**THE INPUT:**
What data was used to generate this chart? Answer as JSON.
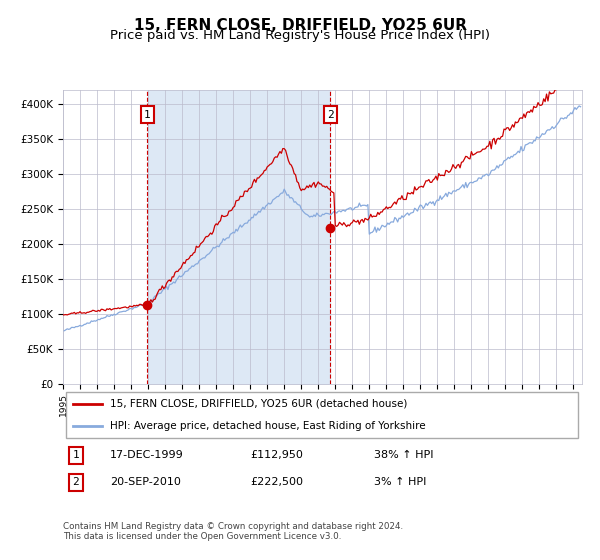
{
  "title": "15, FERN CLOSE, DRIFFIELD, YO25 6UR",
  "subtitle": "Price paid vs. HM Land Registry's House Price Index (HPI)",
  "line1_label": "15, FERN CLOSE, DRIFFIELD, YO25 6UR (detached house)",
  "line2_label": "HPI: Average price, detached house, East Riding of Yorkshire",
  "line1_color": "#cc0000",
  "line2_color": "#88aadd",
  "shade_color": "#dde8f5",
  "purchase1_date": "17-DEC-1999",
  "purchase1_price": 112950,
  "purchase1_hpi": "38% ↑ HPI",
  "purchase2_date": "20-SEP-2010",
  "purchase2_price": 222500,
  "purchase2_hpi": "3% ↑ HPI",
  "ylabel_ticks": [
    "£0",
    "£50K",
    "£100K",
    "£150K",
    "£200K",
    "£250K",
    "£300K",
    "£350K",
    "£400K"
  ],
  "ytick_vals": [
    0,
    50000,
    100000,
    150000,
    200000,
    250000,
    300000,
    350000,
    400000
  ],
  "ylim": [
    0,
    420000
  ],
  "xlim_start": 1995.0,
  "xlim_end": 2025.5,
  "purchase1_x": 1999.96,
  "purchase2_x": 2010.72,
  "footnote": "Contains HM Land Registry data © Crown copyright and database right 2024.\nThis data is licensed under the Open Government Licence v3.0.",
  "title_fontsize": 11,
  "subtitle_fontsize": 9.5,
  "axis_fontsize": 8,
  "grid_color": "#bbbbcc",
  "background_color": "#ffffff"
}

**TO DO:** Output every entry verbatim. Pictures do not belong in the copy.

**SOLUTION BELOW:**
What data was used to generate this chart? Answer as JSON.
{
  "title": "15, FERN CLOSE, DRIFFIELD, YO25 6UR",
  "subtitle": "Price paid vs. HM Land Registry's House Price Index (HPI)",
  "line1_label": "15, FERN CLOSE, DRIFFIELD, YO25 6UR (detached house)",
  "line2_label": "HPI: Average price, detached house, East Riding of Yorkshire",
  "line1_color": "#cc0000",
  "line2_color": "#88aadd",
  "shade_color": "#dde8f5",
  "purchase1_date": "17-DEC-1999",
  "purchase1_price": 112950,
  "purchase1_hpi": "38% ↑ HPI",
  "purchase2_date": "20-SEP-2010",
  "purchase2_price": 222500,
  "purchase2_hpi": "3% ↑ HPI",
  "ylabel_ticks": [
    "£0",
    "£50K",
    "£100K",
    "£150K",
    "£200K",
    "£250K",
    "£300K",
    "£350K",
    "£400K"
  ],
  "ytick_vals": [
    0,
    50000,
    100000,
    150000,
    200000,
    250000,
    300000,
    350000,
    400000
  ],
  "ylim": [
    0,
    420000
  ],
  "xlim_start": 1995.0,
  "xlim_end": 2025.5,
  "purchase1_x": 1999.96,
  "purchase2_x": 2010.72,
  "footnote": "Contains HM Land Registry data © Crown copyright and database right 2024.\nThis data is licensed under the Open Government Licence v3.0.",
  "title_fontsize": 11,
  "subtitle_fontsize": 9.5,
  "axis_fontsize": 8,
  "grid_color": "#bbbbcc",
  "background_color": "#ffffff"
}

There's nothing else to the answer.